§ DIRECTIVE: Carry none of the pictures over; write out the complete data exactly.

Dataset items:
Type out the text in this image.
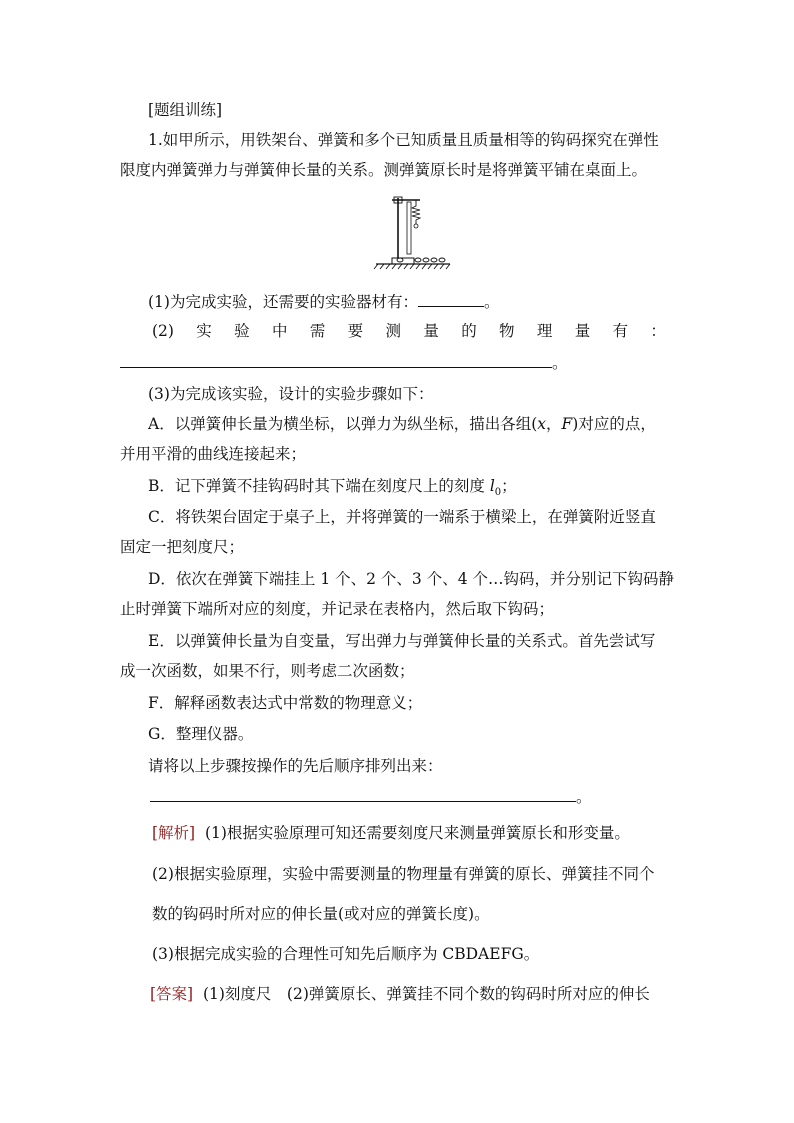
[题组训练]
1.如甲所示，用铁架台、弹簧和多个已知质量且质量相等的钩码探究在弹性
限度内弹簧弹力与弹簧伸长量的关系。测弹簧原长时是将弹簧平铺在桌面上。
(1)为完成实验，还需要的实验器材有：	。
(2) 实 验 中 需 要 测 量 的 物 理 量 有 ：
。
(3)为完成该实验，设计的实验步骤如下：
A．以弹簧伸长量为横坐标，以弹力为纵坐标，描出各组(x，F)对应的点，
并用平滑的曲线连接起来；
B．记下弹簧不挂钩码时其下端在刻度尺上的刻度 $l_0$；
C．将铁架台固定于桌子上，并将弹簧的一端系于横梁上，在弹簧附近竖直
固定一把刻度尺；
D．依次在弹簧下端挂上 1 个、2 个、3 个、4 个…钩码，并分别记下钩码静
止时弹簧下端所对应的刻度，并记录在表格内，然后取下钩码；
E．以弹簧伸长量为自变量，写出弹力与弹簧伸长量的关系式。首先尝试写
成一次函数，如果不行，则考虑二次函数；
F．解释函数表达式中常数的物理意义；
G．整理仪器。
请将以上步骤按操作的先后顺序排列出来：
。
[解析] (1)根据实验原理可知还需要刻度尺来测量弹簧原长和形变量。
(2)根据实验原理，实验中需要测量的物理量有弹簧的原长、弹簧挂不同个
数的钩码时所对应的伸长量(或对应的弹簧长度)。
(3)根据完成实验的合理性可知先后顺序为 CBDAEFG。
[答案] (1)刻度尺　(2)弹簧原长、弹簧挂不同个数的钩码时所对应的伸长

§ TASK SOLUTION:
Type out the text in this image.
[题组训练]
1.如甲所示，用铁架台、弹簧和多个已知质量且质量相等的钩码探究在弹性
限度内弹簧弹力与弹簧伸长量的关系。测弹簧原长时是将弹簧平铺在桌面上。
(1)为完成实验，还需要的实验器材有：	。
(2) 实 验 中 需 要 测 量 的 物 理 量 有 ：
。
(3)为完成该实验，设计的实验步骤如下：
A．以弹簧伸长量为横坐标，以弹力为纵坐标，描出各组(x，F)对应的点，
并用平滑的曲线连接起来；
B．记下弹簧不挂钩码时其下端在刻度尺上的刻度 $l_0$；
C．将铁架台固定于桌子上，并将弹簧的一端系于横梁上，在弹簧附近竖直
固定一把刻度尺；
D．依次在弹簧下端挂上 1 个、2 个、3 个、4 个…钩码，并分别记下钩码静
止时弹簧下端所对应的刻度，并记录在表格内，然后取下钩码；
E．以弹簧伸长量为自变量，写出弹力与弹簧伸长量的关系式。首先尝试写
成一次函数，如果不行，则考虑二次函数；
F．解释函数表达式中常数的物理意义；
G．整理仪器。
请将以上步骤按操作的先后顺序排列出来：
。
[解析] (1)根据实验原理可知还需要刻度尺来测量弹簧原长和形变量。
(2)根据实验原理，实验中需要测量的物理量有弹簧的原长、弹簧挂不同个
数的钩码时所对应的伸长量(或对应的弹簧长度)。
(3)根据完成实验的合理性可知先后顺序为 CBDAEFG。
[答案] (1)刻度尺　(2)弹簧原长、弹簧挂不同个数的钩码时所对应的伸长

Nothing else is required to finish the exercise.